STATED TASK: Present the data once more in exactly its original form.
•••••
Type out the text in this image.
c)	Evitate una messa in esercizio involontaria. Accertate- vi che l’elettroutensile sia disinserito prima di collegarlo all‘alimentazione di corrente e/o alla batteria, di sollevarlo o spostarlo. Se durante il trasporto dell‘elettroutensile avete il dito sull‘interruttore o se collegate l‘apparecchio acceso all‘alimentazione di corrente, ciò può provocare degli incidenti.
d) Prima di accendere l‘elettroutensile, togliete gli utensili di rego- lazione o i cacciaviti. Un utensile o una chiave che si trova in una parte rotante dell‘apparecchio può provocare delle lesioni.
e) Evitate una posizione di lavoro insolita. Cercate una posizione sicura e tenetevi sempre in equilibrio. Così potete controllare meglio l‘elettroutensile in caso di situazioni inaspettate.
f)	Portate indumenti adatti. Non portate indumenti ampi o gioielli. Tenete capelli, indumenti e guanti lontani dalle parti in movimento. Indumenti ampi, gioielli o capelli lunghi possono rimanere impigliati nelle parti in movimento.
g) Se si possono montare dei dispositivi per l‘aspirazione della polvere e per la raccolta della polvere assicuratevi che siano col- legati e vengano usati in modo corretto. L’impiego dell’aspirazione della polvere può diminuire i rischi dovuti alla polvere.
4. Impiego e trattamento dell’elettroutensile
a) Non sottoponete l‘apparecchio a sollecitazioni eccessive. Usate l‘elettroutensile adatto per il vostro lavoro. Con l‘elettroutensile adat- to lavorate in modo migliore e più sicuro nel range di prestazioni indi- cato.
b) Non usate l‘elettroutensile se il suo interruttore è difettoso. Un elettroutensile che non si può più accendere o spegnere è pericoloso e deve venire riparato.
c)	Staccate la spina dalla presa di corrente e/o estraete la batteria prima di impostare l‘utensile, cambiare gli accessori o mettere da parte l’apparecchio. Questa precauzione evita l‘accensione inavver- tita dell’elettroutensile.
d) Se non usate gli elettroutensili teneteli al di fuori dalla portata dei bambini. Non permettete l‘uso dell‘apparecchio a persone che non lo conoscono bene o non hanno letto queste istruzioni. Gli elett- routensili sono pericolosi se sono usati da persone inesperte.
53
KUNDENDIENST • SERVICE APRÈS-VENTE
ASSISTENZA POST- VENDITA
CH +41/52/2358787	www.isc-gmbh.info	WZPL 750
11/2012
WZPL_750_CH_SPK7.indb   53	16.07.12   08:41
•••••
OUTPUT OF THE TASK:
Type out the text in this image.
c)	Evitate una messa in esercizio involontaria. Accertate- vi che l’elettroutensile sia disinserito prima di collegarlo all‘alimentazione di corrente e/o alla batteria, di sollevarlo o spostarlo. Se durante il trasporto dell‘elettroutensile avete il dito sull‘interruttore o se collegate l‘apparecchio acceso all‘alimentazione di corrente, ciò può provocare degli incidenti.
d) Prima di accendere l‘elettroutensile, togliete gli utensili di rego- lazione o i cacciaviti. Un utensile o una chiave che si trova in una parte rotante dell‘apparecchio può provocare delle lesioni.
e) Evitate una posizione di lavoro insolita. Cercate una posizione sicura e tenetevi sempre in equilibrio. Così potete controllare meglio l‘elettroutensile in caso di situazioni inaspettate.
f)	Portate indumenti adatti. Non portate indumenti ampi o gioielli. Tenete capelli, indumenti e guanti lontani dalle parti in movimento. Indumenti ampi, gioielli o capelli lunghi possono rimanere impigliati nelle parti in movimento.
g) Se si possono montare dei dispositivi per l‘aspirazione della polvere e per la raccolta della polvere assicuratevi che siano col- legati e vengano usati in modo corretto. L’impiego dell’aspirazione della polvere può diminuire i rischi dovuti alla polvere.
4. Impiego e trattamento dell’elettroutensile
a) Non sottoponete l‘apparecchio a sollecitazioni eccessive. Usate l‘elettroutensile adatto per il vostro lavoro. Con l‘elettroutensile adat- to lavorate in modo migliore e più sicuro nel range di prestazioni indi- cato.
b) Non usate l‘elettroutensile se il suo interruttore è difettoso. Un elettroutensile che non si può più accendere o spegnere è pericoloso e deve venire riparato.
c)	Staccate la spina dalla presa di corrente e/o estraete la batteria prima di impostare l‘utensile, cambiare gli accessori o mettere da parte l’apparecchio. Questa precauzione evita l‘accensione inavver- tita dell’elettroutensile.
d) Se non usate gli elettroutensili teneteli al di fuori dalla portata dei bambini. Non permettete l‘uso dell‘apparecchio a persone che non lo conoscono bene o non hanno letto queste istruzioni. Gli elett- routensili sono pericolosi se sono usati da persone inesperte.
53
KUNDENDIENST • SERVICE APRÈS-VENTE
ASSISTENZA POST- VENDITA
CH +41/52/2358787	www.isc-gmbh.info	WZPL 750
11/2012
WZPL_750_CH_SPK7.indb   53	16.07.12   08:41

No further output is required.